> _Goal_
Pull out from the material below all lines with "watermark".

> _Material for this exercise_
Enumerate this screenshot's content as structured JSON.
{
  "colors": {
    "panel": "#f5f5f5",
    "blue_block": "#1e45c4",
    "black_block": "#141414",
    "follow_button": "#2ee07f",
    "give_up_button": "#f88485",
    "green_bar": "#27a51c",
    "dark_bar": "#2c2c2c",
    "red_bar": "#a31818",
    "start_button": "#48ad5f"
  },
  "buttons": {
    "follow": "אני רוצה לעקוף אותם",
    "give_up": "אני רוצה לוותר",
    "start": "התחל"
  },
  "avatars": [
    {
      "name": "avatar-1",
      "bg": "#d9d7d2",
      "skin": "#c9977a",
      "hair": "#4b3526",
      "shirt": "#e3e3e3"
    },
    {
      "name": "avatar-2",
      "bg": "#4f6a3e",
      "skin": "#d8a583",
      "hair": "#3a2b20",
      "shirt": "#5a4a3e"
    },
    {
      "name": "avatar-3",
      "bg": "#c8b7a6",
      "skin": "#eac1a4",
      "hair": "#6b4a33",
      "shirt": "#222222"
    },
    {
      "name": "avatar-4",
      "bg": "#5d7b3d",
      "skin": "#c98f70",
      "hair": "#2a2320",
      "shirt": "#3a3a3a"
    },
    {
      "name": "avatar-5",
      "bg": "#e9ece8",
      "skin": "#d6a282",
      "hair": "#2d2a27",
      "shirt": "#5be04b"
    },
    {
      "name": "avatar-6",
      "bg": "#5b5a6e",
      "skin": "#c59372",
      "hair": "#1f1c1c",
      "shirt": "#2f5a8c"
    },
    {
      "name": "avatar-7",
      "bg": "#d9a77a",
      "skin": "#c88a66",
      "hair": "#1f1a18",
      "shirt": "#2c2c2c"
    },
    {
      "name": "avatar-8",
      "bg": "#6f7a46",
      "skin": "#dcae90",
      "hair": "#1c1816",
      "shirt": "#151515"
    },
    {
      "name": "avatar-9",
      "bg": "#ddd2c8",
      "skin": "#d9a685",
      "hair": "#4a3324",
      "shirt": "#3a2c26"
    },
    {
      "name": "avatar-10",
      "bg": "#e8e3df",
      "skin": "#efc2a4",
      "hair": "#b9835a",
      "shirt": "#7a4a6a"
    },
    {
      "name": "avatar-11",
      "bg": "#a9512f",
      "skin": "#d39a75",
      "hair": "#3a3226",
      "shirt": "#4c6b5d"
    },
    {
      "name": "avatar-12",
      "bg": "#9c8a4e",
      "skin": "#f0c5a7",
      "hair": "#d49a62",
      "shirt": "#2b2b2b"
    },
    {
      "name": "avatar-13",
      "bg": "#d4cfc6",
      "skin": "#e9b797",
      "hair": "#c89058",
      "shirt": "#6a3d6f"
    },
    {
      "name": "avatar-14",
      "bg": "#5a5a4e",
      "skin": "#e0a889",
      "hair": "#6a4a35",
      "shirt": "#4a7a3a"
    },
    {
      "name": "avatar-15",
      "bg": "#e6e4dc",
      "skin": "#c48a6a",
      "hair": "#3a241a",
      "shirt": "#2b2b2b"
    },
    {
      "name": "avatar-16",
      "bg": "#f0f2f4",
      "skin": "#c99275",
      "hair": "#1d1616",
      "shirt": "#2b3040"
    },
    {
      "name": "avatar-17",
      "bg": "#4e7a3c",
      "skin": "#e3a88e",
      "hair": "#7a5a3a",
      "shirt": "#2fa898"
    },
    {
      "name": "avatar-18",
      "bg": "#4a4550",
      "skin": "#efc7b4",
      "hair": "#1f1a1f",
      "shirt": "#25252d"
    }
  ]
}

* * *

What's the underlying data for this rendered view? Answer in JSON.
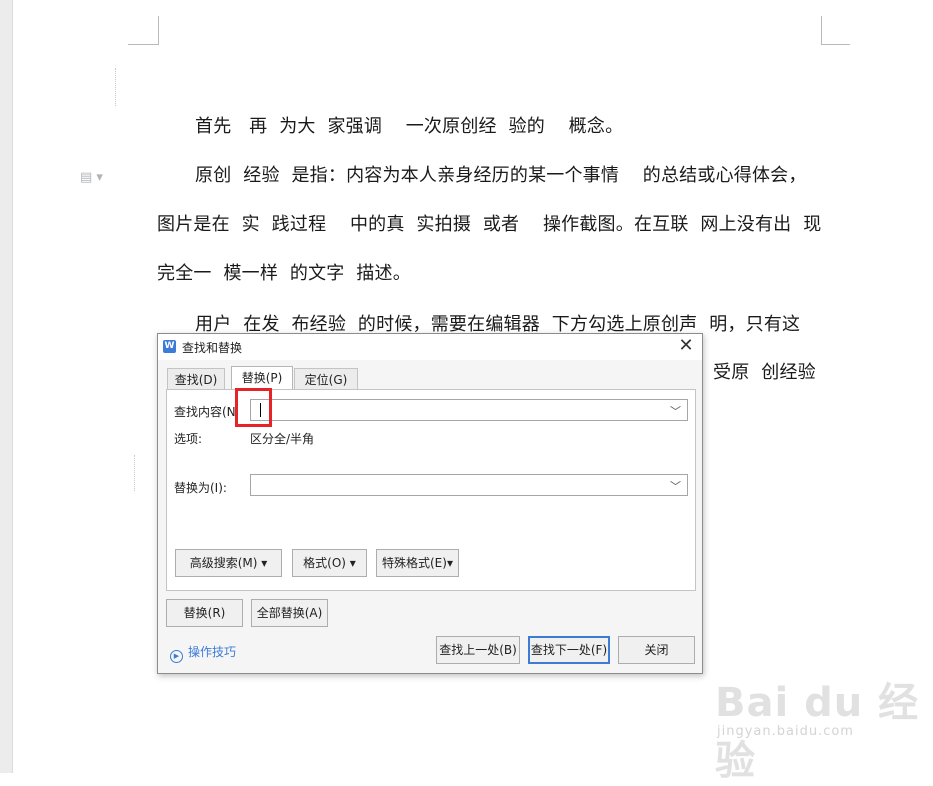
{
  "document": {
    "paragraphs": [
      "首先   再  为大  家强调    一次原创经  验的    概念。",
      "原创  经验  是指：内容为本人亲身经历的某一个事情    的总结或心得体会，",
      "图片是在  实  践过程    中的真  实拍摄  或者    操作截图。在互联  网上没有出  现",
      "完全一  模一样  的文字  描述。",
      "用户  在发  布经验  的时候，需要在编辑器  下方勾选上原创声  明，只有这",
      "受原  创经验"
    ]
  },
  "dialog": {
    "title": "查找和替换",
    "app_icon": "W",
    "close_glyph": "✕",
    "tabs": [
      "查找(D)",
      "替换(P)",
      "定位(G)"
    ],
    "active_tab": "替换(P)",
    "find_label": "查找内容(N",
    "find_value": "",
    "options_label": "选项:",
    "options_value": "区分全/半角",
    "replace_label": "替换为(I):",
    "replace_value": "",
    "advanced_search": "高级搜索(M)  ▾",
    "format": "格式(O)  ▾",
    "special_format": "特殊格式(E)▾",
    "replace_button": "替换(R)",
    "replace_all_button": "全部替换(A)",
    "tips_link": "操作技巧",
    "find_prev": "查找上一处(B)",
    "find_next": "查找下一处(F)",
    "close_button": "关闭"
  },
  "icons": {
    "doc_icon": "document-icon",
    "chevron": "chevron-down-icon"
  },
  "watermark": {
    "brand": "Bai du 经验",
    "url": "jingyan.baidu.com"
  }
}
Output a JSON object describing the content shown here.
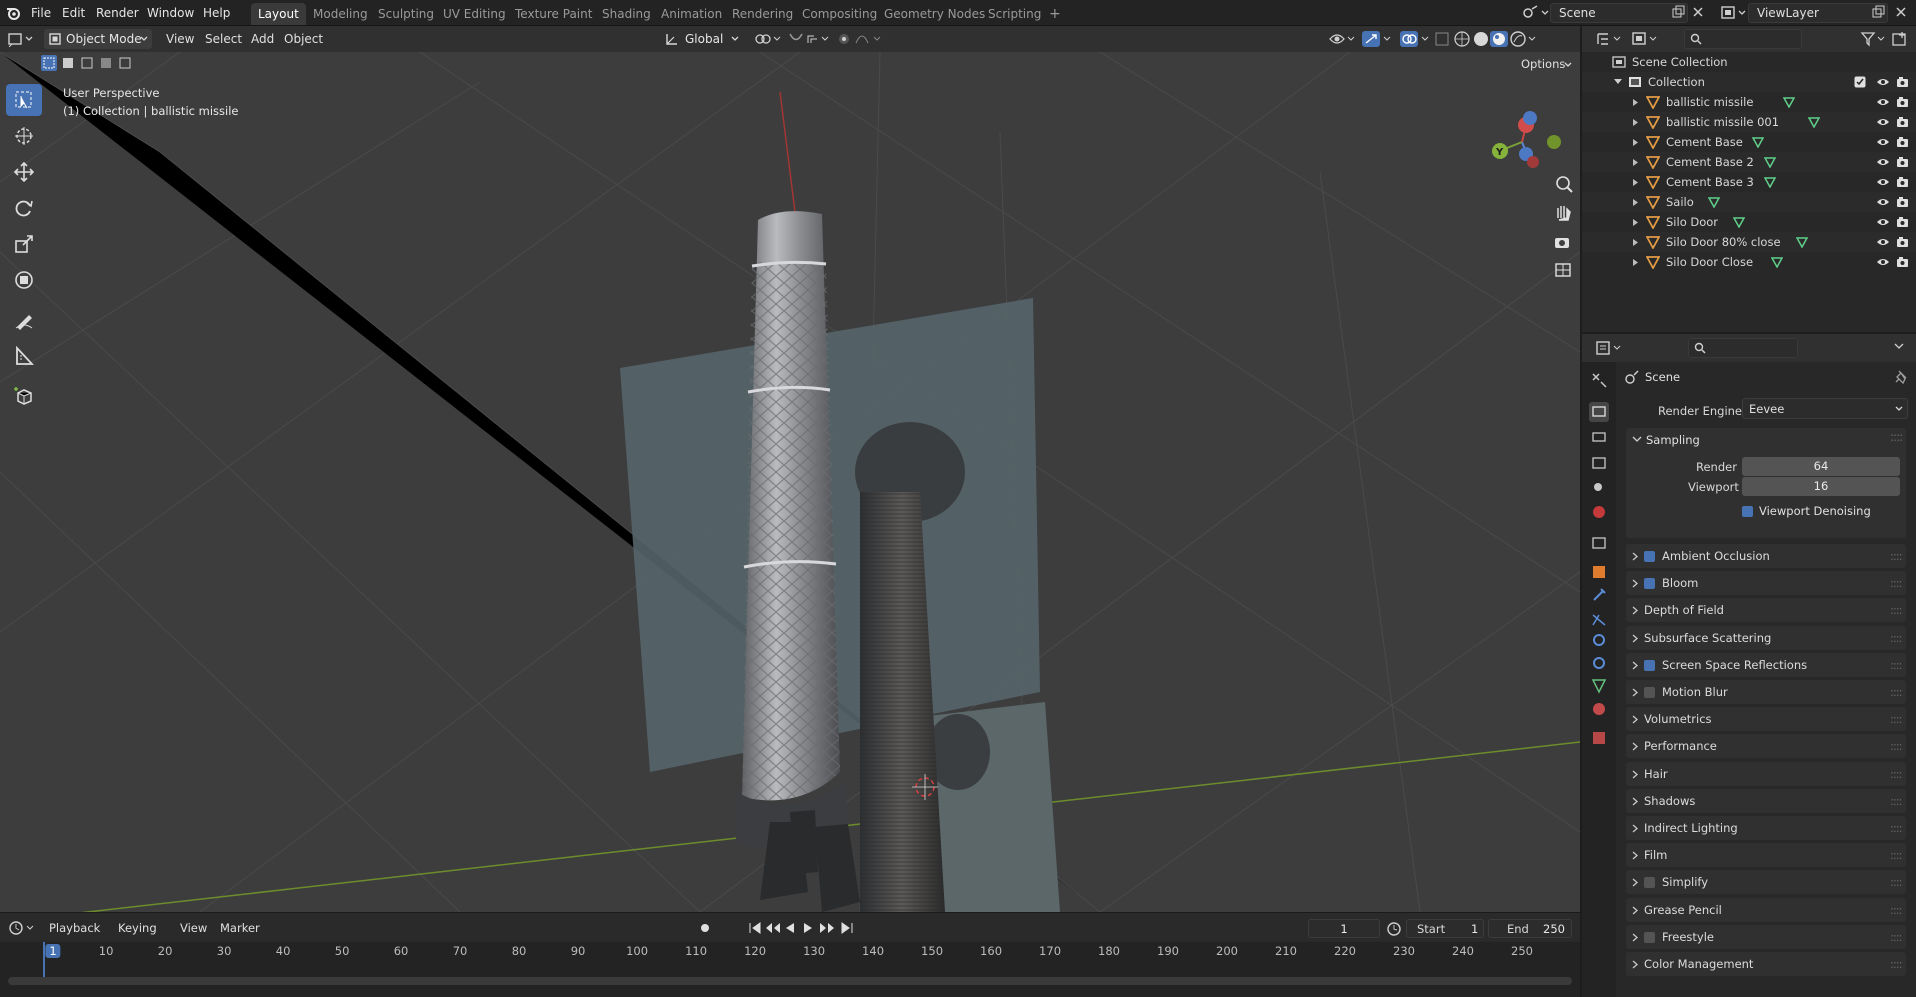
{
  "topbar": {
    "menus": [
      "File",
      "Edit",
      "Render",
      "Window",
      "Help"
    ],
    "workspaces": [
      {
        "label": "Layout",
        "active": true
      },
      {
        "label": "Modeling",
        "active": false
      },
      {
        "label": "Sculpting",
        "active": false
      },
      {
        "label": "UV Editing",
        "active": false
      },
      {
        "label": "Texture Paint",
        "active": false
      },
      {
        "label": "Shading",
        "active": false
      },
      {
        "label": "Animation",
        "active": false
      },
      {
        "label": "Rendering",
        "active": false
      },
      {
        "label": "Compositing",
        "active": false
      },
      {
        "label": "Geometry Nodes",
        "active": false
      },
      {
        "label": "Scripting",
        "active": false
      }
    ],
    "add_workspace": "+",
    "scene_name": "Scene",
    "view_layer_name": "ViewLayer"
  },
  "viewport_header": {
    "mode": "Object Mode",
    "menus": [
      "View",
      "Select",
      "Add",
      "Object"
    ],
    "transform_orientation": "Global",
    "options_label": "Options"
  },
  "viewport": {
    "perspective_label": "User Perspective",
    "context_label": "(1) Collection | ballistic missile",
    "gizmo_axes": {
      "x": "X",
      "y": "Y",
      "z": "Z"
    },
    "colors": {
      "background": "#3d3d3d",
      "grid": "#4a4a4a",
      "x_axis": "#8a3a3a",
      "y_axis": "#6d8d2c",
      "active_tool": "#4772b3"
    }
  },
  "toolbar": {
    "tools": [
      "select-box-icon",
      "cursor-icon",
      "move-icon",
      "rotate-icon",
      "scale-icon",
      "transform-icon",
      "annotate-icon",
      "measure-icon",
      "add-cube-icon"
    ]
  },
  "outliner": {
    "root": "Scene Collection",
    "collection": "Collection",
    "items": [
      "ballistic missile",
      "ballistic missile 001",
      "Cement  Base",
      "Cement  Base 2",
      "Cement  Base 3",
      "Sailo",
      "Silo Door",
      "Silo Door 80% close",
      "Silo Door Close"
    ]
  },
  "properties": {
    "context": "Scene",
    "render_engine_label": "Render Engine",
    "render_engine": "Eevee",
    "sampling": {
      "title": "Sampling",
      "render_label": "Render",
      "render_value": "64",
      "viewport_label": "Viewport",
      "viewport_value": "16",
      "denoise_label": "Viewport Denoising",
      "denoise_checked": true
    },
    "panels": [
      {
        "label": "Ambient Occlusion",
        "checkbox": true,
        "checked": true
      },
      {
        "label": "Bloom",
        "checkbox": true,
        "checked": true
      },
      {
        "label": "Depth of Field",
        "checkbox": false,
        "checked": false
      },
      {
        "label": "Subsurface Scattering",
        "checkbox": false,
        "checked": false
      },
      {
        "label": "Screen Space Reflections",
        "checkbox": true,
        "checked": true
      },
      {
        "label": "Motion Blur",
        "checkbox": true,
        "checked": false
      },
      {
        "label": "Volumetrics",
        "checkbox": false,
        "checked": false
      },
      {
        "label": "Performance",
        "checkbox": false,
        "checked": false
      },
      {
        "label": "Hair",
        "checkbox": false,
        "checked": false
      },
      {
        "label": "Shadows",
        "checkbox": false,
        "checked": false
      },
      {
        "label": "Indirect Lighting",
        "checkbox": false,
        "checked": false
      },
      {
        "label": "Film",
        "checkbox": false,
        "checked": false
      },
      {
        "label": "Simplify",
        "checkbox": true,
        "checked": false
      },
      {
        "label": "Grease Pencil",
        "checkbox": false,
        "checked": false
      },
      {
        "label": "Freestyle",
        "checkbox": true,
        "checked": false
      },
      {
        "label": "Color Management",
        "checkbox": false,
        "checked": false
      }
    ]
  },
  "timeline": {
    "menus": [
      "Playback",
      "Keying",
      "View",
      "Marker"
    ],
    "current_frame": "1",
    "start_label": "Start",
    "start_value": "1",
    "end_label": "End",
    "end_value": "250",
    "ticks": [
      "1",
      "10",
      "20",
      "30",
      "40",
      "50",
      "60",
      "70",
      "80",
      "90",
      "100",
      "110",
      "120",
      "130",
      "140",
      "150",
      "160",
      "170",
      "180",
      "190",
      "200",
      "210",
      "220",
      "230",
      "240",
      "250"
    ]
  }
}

--

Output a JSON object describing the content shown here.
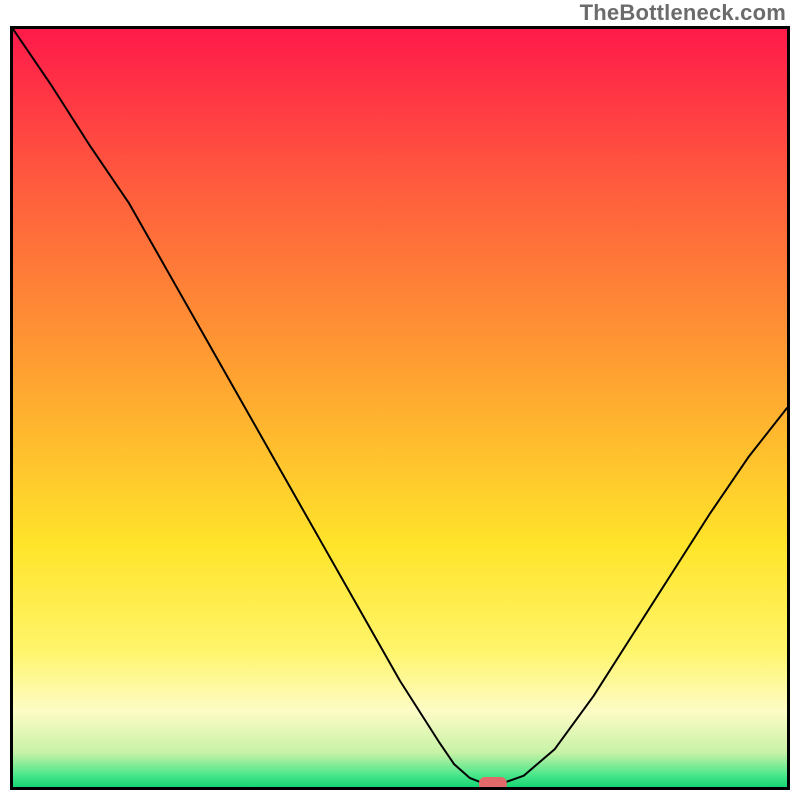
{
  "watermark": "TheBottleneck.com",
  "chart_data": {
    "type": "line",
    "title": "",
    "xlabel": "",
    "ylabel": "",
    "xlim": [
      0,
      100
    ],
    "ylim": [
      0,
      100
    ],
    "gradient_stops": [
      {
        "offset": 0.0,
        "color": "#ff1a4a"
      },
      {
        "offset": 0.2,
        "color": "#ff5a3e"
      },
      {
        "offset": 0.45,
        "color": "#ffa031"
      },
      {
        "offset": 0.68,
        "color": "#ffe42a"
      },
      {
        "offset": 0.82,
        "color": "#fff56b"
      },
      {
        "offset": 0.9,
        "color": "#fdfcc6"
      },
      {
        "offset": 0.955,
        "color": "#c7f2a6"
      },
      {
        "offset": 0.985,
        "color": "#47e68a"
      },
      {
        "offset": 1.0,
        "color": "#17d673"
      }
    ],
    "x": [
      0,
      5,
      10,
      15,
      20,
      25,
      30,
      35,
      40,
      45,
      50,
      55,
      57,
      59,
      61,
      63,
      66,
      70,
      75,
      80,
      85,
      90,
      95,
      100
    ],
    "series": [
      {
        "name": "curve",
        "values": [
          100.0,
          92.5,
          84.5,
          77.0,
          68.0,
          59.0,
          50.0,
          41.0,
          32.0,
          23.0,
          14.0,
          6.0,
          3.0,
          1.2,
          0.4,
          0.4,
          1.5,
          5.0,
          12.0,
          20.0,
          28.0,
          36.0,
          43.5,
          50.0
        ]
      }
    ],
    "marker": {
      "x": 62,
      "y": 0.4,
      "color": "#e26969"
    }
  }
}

> _Result of the task_
  "watermark": {
  "watermark": "TheBottleneck.com",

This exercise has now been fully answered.